Study text:
########

Adenylate Kinase Open/Closed Transition

Finally, we tested the classification method against a protein with a well-characterized conformational transition. Adenylate kinase (ADK) converts ATP, ADP, and AMP by closing around substrate molecules [20]. The transition from closed to open was simulated in Reference [5] using steered molecular dynamics on a reaction coordinate interpolating between the electron density maps of PDB IDs 1AKE (Reference [20], closed) and 4AKE (Reference [2], open). The simulation data we used did not contain ligands, but did contain water and ions. Our analysis only made use of the alpha carbon (C${}_{\alpha }$) positions.

Features were calculated for each of $N=3900$ equally spaced frames during steered dynamics by testing whether C${}_{\alpha }$ to C${}_{\alpha }$ distances were less than 5 Å. These structures contain $P=214$ C${}_{\alpha }$-s. Sampling was carried out as described in Section 3, but 8 independent MC chains were sampled for 1250 steps (instead of 5 for 1000). The acceptance probability of split/join moves was 17%. During sampling, we saved the parameters, $\theta$, possessing maximum likelihood values at each K.

Our implementation (Reference [18]) is parallelized so that each thread carries out an independent Monte Carlo chain. The run-time for the ADK example was less than 30 min. Larger runs on proteins up to 400 residues using 75,000 sampled protein conformations have been carried out using this method in under an hour. The implementation also contains a series of vizualization tools to highlight the protein regions responsible for detected conformation-to-conformation differences.

We then extracted conformational states with the highest probability for landing in each category as representative points for that category. Since the reference open and closed PDB conformations formed extreme points, our representative structures approached them more nearly as K increased. Figure 4 shows that the two end-point conformations ended up very close to the open and closed states from the PDB.

########

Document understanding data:
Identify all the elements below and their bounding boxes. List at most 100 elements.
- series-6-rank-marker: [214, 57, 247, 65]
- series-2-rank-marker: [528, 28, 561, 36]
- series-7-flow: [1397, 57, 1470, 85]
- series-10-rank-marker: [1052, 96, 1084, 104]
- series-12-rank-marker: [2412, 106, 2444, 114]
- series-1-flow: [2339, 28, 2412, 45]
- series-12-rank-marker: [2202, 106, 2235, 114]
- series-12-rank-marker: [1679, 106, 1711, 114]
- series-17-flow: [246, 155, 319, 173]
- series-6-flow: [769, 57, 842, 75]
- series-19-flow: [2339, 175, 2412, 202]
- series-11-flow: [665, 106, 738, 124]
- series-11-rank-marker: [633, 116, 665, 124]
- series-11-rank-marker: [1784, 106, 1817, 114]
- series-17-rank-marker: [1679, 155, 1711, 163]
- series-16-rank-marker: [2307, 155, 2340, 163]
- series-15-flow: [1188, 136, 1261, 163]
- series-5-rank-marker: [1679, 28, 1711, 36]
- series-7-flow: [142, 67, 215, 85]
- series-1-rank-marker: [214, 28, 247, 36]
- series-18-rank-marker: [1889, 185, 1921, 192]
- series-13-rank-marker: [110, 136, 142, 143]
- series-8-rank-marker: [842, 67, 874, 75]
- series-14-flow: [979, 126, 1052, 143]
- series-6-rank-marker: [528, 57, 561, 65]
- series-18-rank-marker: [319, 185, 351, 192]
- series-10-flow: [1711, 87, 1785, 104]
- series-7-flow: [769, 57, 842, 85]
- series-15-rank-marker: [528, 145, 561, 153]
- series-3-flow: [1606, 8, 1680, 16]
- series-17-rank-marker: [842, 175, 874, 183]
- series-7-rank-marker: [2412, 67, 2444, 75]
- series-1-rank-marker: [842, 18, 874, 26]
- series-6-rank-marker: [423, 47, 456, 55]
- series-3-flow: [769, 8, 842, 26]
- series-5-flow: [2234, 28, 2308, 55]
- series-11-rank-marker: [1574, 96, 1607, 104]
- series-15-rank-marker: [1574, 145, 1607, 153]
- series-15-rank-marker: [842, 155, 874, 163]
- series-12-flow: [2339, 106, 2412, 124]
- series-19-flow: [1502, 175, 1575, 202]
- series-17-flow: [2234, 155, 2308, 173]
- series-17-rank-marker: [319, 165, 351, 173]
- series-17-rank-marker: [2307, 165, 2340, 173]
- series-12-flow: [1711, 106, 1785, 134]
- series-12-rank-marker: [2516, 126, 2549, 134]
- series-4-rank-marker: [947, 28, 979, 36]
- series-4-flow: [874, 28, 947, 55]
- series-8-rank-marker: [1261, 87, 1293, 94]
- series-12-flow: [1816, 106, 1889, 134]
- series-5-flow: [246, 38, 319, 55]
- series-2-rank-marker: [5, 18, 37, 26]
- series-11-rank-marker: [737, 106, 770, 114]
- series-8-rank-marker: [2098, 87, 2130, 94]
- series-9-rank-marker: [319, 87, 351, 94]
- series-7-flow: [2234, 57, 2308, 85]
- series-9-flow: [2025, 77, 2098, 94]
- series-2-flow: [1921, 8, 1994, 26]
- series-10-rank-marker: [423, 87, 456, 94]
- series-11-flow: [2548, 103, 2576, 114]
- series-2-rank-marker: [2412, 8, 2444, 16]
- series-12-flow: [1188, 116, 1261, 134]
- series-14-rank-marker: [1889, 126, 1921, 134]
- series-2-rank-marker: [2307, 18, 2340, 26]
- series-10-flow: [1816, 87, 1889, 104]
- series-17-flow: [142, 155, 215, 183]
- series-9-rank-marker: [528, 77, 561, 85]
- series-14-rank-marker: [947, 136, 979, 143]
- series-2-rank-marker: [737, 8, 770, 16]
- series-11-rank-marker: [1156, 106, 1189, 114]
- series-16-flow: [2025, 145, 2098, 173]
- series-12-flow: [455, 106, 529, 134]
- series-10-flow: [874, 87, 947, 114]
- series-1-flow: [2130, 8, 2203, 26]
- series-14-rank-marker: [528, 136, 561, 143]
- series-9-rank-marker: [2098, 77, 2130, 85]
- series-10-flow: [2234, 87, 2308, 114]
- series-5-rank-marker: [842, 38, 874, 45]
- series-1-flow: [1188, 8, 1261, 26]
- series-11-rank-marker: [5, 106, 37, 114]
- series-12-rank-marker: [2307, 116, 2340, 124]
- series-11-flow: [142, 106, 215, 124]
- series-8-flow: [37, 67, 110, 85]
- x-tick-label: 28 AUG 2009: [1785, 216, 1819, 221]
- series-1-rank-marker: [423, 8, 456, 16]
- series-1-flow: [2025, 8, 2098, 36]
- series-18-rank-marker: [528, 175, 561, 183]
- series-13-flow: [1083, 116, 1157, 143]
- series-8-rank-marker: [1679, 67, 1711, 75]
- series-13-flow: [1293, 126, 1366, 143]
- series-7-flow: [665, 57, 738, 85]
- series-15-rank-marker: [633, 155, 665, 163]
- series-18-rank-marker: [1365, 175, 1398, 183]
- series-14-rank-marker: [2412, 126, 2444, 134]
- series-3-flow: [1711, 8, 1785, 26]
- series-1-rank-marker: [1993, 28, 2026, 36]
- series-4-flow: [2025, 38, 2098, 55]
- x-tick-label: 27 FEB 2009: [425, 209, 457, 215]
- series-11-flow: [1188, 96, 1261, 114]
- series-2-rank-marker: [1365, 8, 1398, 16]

########

Required actions:
1. Translate this sentence from the adenylate kinase text into Spanish: "The simulation data we used did not contain ligands, but did contain water and ions."
2. In the adenylate kinase text, how many independent Monte Carlo chains were sampled, and for how many steps?

Your written answers:
1. Los datos de simulación que usamos no contenían ligandos, pero sí contenían agua e iones.

2. Eight independent chains were sampled for 1250 steps.